* [Exercise aim]
What follows is a block of records; restate each one word for word.

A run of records
☆ ☆ ☆ ☆ ☆ ☆ ☆

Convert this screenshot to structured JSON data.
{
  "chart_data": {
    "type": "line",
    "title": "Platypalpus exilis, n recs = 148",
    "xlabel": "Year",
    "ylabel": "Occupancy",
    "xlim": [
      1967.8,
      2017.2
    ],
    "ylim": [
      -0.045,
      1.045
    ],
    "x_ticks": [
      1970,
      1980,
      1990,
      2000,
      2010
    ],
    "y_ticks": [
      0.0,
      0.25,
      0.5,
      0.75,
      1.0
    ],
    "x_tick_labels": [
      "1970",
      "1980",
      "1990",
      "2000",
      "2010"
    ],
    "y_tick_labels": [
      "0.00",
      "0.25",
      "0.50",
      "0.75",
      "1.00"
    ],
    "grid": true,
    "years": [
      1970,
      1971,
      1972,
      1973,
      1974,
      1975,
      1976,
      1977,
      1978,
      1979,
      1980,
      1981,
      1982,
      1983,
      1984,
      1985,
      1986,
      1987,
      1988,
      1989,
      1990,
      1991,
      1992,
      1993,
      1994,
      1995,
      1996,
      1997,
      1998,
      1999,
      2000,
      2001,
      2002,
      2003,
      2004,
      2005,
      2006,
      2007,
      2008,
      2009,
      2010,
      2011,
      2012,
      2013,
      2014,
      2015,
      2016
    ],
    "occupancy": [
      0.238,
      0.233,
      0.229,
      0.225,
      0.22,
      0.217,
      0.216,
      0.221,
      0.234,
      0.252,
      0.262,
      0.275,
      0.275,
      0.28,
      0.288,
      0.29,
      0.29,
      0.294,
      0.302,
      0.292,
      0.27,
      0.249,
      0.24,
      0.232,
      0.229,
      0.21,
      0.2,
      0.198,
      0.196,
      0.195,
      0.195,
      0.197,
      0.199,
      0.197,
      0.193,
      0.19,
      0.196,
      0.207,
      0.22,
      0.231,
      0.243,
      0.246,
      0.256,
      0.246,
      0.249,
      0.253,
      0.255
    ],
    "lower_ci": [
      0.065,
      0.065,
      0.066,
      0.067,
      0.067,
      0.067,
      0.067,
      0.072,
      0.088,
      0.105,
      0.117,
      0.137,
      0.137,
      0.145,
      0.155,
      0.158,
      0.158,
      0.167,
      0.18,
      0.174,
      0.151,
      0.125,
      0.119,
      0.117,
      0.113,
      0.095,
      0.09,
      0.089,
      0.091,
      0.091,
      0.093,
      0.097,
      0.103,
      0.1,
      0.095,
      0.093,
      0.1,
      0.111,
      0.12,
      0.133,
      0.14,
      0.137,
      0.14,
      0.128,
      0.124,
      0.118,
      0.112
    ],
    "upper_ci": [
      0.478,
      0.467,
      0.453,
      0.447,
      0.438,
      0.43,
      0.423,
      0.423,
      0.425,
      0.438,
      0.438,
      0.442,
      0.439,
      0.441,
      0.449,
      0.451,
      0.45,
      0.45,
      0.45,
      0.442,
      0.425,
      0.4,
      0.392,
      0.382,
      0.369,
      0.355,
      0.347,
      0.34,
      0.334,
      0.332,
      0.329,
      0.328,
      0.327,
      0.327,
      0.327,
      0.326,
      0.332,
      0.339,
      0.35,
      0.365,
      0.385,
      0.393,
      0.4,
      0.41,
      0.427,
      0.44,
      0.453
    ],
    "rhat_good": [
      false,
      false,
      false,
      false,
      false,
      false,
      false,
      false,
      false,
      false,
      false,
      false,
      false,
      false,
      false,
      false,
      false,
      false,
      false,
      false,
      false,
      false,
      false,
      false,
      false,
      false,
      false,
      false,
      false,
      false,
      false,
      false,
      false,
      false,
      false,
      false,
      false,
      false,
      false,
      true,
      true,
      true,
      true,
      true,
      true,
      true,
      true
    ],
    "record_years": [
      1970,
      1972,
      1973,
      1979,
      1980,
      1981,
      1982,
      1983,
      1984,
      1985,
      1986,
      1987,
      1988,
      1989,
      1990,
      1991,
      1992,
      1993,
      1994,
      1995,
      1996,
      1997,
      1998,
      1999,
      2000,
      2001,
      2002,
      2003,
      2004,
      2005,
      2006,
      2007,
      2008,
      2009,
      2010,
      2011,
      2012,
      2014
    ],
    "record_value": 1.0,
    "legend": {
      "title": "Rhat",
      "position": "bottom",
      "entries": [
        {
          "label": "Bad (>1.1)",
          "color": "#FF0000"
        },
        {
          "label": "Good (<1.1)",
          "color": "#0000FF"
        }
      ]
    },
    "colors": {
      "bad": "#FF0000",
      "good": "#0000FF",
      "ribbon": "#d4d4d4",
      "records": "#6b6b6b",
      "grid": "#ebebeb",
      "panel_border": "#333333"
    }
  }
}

☆ ☆ ☆ ☆ ☆ ☆ ☆

* [The completed task]
Convert this screenshot to structured JSON data.
{
  "chart_data": {
    "type": "line",
    "title": "Platypalpus exilis, n recs = 148",
    "xlabel": "Year",
    "ylabel": "Occupancy",
    "xlim": [
      1967.8,
      2017.2
    ],
    "ylim": [
      -0.045,
      1.045
    ],
    "x_ticks": [
      1970,
      1980,
      1990,
      2000,
      2010
    ],
    "y_ticks": [
      0.0,
      0.25,
      0.5,
      0.75,
      1.0
    ],
    "x_tick_labels": [
      "1970",
      "1980",
      "1990",
      "2000",
      "2010"
    ],
    "y_tick_labels": [
      "0.00",
      "0.25",
      "0.50",
      "0.75",
      "1.00"
    ],
    "grid": true,
    "years": [
      1970,
      1971,
      1972,
      1973,
      1974,
      1975,
      1976,
      1977,
      1978,
      1979,
      1980,
      1981,
      1982,
      1983,
      1984,
      1985,
      1986,
      1987,
      1988,
      1989,
      1990,
      1991,
      1992,
      1993,
      1994,
      1995,
      1996,
      1997,
      1998,
      1999,
      2000,
      2001,
      2002,
      2003,
      2004,
      2005,
      2006,
      2007,
      2008,
      2009,
      2010,
      2011,
      2012,
      2013,
      2014,
      2015,
      2016
    ],
    "occupancy": [
      0.238,
      0.233,
      0.229,
      0.225,
      0.22,
      0.217,
      0.216,
      0.221,
      0.234,
      0.252,
      0.262,
      0.275,
      0.275,
      0.28,
      0.288,
      0.29,
      0.29,
      0.294,
      0.302,
      0.292,
      0.27,
      0.249,
      0.24,
      0.232,
      0.229,
      0.21,
      0.2,
      0.198,
      0.196,
      0.195,
      0.195,
      0.197,
      0.199,
      0.197,
      0.193,
      0.19,
      0.196,
      0.207,
      0.22,
      0.231,
      0.243,
      0.246,
      0.256,
      0.246,
      0.249,
      0.253,
      0.255
    ],
    "lower_ci": [
      0.065,
      0.065,
      0.066,
      0.067,
      0.067,
      0.067,
      0.067,
      0.072,
      0.088,
      0.105,
      0.117,
      0.137,
      0.137,
      0.145,
      0.155,
      0.158,
      0.158,
      0.167,
      0.18,
      0.174,
      0.151,
      0.125,
      0.119,
      0.117,
      0.113,
      0.095,
      0.09,
      0.089,
      0.091,
      0.091,
      0.093,
      0.097,
      0.103,
      0.1,
      0.095,
      0.093,
      0.1,
      0.111,
      0.12,
      0.133,
      0.14,
      0.137,
      0.14,
      0.128,
      0.124,
      0.118,
      0.112
    ],
    "upper_ci": [
      0.478,
      0.467,
      0.453,
      0.447,
      0.438,
      0.43,
      0.423,
      0.423,
      0.425,
      0.438,
      0.438,
      0.442,
      0.439,
      0.441,
      0.449,
      0.451,
      0.45,
      0.45,
      0.45,
      0.442,
      0.425,
      0.4,
      0.392,
      0.382,
      0.369,
      0.355,
      0.347,
      0.34,
      0.334,
      0.332,
      0.329,
      0.328,
      0.327,
      0.327,
      0.327,
      0.326,
      0.332,
      0.339,
      0.35,
      0.365,
      0.385,
      0.393,
      0.4,
      0.41,
      0.427,
      0.44,
      0.453
    ],
    "rhat_good": [
      false,
      false,
      false,
      false,
      false,
      false,
      false,
      false,
      false,
      false,
      false,
      false,
      false,
      false,
      false,
      false,
      false,
      false,
      false,
      false,
      false,
      false,
      false,
      false,
      false,
      false,
      false,
      false,
      false,
      false,
      false,
      false,
      false,
      false,
      false,
      false,
      false,
      false,
      false,
      true,
      true,
      true,
      true,
      true,
      true,
      true,
      true
    ],
    "record_years": [
      1970,
      1972,
      1973,
      1979,
      1980,
      1981,
      1982,
      1983,
      1984,
      1985,
      1986,
      1987,
      1988,
      1989,
      1990,
      1991,
      1992,
      1993,
      1994,
      1995,
      1996,
      1997,
      1998,
      1999,
      2000,
      2001,
      2002,
      2003,
      2004,
      2005,
      2006,
      2007,
      2008,
      2009,
      2010,
      2011,
      2012,
      2014
    ],
    "record_value": 1.0,
    "legend": {
      "title": "Rhat",
      "position": "bottom",
      "entries": [
        {
          "label": "Bad (>1.1)",
          "color": "#FF0000"
        },
        {
          "label": "Good (<1.1)",
          "color": "#0000FF"
        }
      ]
    },
    "colors": {
      "bad": "#FF0000",
      "good": "#0000FF",
      "ribbon": "#d4d4d4",
      "records": "#6b6b6b",
      "grid": "#ebebeb",
      "panel_border": "#333333"
    }
  }
}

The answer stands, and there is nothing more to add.